Stored data entries
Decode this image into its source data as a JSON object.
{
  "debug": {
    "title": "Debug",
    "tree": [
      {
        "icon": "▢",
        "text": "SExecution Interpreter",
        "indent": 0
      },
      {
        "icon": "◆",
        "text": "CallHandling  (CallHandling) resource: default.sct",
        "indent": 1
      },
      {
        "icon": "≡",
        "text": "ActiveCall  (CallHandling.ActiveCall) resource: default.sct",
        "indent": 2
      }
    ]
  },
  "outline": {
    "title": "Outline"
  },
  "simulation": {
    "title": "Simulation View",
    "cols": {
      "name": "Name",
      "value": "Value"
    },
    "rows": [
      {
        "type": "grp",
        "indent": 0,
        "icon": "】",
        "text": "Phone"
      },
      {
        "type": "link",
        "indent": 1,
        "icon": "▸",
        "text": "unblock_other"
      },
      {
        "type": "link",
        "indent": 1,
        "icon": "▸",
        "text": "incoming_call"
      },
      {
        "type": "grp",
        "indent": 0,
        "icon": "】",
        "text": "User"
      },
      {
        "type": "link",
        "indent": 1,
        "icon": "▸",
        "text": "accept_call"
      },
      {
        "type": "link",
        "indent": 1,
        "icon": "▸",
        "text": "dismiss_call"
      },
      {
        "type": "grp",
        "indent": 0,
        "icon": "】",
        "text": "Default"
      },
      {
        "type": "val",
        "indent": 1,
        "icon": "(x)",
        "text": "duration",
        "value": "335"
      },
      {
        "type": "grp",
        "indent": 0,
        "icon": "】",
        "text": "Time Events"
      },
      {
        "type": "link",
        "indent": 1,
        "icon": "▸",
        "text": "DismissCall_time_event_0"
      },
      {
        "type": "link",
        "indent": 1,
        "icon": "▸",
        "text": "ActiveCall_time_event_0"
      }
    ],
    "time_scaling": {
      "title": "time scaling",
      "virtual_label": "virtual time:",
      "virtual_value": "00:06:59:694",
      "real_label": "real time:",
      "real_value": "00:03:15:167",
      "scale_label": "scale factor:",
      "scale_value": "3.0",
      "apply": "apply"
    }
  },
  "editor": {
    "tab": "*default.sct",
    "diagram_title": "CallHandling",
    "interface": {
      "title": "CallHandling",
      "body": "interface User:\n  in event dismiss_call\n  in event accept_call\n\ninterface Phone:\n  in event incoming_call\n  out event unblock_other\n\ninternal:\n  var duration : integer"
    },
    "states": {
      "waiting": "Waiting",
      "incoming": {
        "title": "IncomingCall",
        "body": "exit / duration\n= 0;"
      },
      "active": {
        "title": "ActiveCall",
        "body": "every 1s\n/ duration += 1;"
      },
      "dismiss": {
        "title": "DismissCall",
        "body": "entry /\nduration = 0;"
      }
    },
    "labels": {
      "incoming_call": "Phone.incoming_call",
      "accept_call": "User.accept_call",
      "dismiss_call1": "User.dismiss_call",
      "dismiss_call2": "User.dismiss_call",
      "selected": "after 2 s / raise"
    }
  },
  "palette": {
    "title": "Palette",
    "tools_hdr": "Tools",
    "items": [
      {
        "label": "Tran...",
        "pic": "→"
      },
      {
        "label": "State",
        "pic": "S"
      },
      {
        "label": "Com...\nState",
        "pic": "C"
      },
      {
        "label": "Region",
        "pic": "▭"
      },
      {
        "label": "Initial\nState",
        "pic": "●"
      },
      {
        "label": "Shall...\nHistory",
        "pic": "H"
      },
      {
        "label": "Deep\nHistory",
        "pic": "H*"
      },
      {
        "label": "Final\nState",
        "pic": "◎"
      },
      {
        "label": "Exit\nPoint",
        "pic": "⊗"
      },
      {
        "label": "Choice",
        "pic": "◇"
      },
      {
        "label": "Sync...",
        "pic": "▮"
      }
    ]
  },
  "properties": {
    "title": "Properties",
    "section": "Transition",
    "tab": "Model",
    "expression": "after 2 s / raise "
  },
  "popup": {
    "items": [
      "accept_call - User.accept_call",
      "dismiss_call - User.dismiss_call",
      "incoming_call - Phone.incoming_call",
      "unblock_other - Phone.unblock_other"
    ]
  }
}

--- THE TASK ---
Determine the number of lines in the listing that hold the word "nState", and supply that number and nothing further.

--- FINISHED ANSWER ---
3